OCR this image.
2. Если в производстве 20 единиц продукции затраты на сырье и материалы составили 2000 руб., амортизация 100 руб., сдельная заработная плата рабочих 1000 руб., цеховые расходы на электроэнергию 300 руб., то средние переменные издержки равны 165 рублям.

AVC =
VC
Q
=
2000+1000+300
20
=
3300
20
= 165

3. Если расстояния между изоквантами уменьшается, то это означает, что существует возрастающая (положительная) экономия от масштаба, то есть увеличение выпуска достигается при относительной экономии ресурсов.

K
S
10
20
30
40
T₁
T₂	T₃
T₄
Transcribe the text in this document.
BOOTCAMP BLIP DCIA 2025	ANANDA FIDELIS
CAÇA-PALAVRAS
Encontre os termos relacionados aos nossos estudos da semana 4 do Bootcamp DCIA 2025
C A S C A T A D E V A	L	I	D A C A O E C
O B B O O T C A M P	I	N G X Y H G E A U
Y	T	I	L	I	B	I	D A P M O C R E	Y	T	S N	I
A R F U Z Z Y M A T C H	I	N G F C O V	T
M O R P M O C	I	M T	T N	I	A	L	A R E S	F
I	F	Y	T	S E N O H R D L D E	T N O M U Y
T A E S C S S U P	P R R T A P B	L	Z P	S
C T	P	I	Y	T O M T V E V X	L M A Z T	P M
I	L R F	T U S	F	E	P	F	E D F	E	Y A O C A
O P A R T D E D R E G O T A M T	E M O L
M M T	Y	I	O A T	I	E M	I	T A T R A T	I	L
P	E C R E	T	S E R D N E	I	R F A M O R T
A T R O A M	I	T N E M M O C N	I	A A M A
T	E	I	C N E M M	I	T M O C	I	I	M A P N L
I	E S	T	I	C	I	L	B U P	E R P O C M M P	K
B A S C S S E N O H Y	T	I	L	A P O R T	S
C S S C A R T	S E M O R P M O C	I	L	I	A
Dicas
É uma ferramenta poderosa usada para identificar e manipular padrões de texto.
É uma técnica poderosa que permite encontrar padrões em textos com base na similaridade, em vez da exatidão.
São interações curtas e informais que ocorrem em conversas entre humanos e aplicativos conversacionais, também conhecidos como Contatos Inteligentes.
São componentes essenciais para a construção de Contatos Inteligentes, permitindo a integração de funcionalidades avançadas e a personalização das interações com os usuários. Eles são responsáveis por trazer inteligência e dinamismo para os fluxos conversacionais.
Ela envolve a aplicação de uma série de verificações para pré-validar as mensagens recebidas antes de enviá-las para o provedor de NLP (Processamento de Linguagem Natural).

-------------------------

• _WRITTEN INSTRUCTION_: From the listing above, extract every line exactly as it stands.

• _EXPECTED ANSWER_:
OCR this image.
2. Если в производстве 20 единиц продукции затраты на сырье и материалы составили 2000 руб., амортизация 100 руб., сдельная заработная плата рабочих 1000 руб., цеховые расходы на электроэнергию 300 руб., то средние переменные издержки равны 165 рублям.

AVC =
VC
Q
=
2000+1000+300
20
=
3300
20
= 165

3. Если расстояния между изоквантами уменьшается, то это означает, что существует возрастающая (положительная) экономия от масштаба, то есть увеличение выпуска достигается при относительной экономии ресурсов.

K
S
10
20
30
40
T₁
T₂	T₃
T₄
Transcribe the text in this document.
BOOTCAMP BLIP DCIA 2025	ANANDA FIDELIS
CAÇA-PALAVRAS
Encontre os termos relacionados aos nossos estudos da semana 4 do Bootcamp DCIA 2025
C A S C A T A D E V A	L	I	D A C A O E C
O B B O O T C A M P	I	N G X Y H G E A U
Y	T	I	L	I	B	I	D A P M O C R E	Y	T	S N	I
A R F U Z Z Y M A T C H	I	N G F C O V	T
M O R P M O C	I	M T	T N	I	A	L	A R E S	F
I	F	Y	T	S E N O H R D L D E	T N O M U Y
T A E S C S S U P	P R R T A P B	L	Z P	S
C T	P	I	Y	T O M T V E V X	L M A Z T	P M
I	L R F	T U S	F	E	P	F	E D F	E	Y A O C A
O P A R T D E D R E G O T A M T	E M O L
M M T	Y	I	O A T	I	E M	I	T A T R A T	I	L
P	E C R E	T	S E R D N E	I	R F A M O R T
A T R O A M	I	T N E M M O C N	I	A A M A
T	E	I	C N E M M	I	T M O C	I	I	M A P N L
I	E S	T	I	C	I	L	B U P	E R P O C M M P	K
B A S C S S E N O H Y	T	I	L	A P O R T	S
C S S C A R T	S E M O R P M O C	I	L	I	A
Dicas
É uma ferramenta poderosa usada para identificar e manipular padrões de texto.
É uma técnica poderosa que permite encontrar padrões em textos com base na similaridade, em vez da exatidão.
São interações curtas e informais que ocorrem em conversas entre humanos e aplicativos conversacionais, também conhecidos como Contatos Inteligentes.
São componentes essenciais para a construção de Contatos Inteligentes, permitindo a integração de funcionalidades avançadas e a personalização das interações com os usuários. Eles são responsáveis por trazer inteligência e dinamismo para os fluxos conversacionais.
Ela envolve a aplicação de uma série de verificações para pré-validar as mensagens recebidas antes de enviá-las para o provedor de NLP (Processamento de Linguagem Natural).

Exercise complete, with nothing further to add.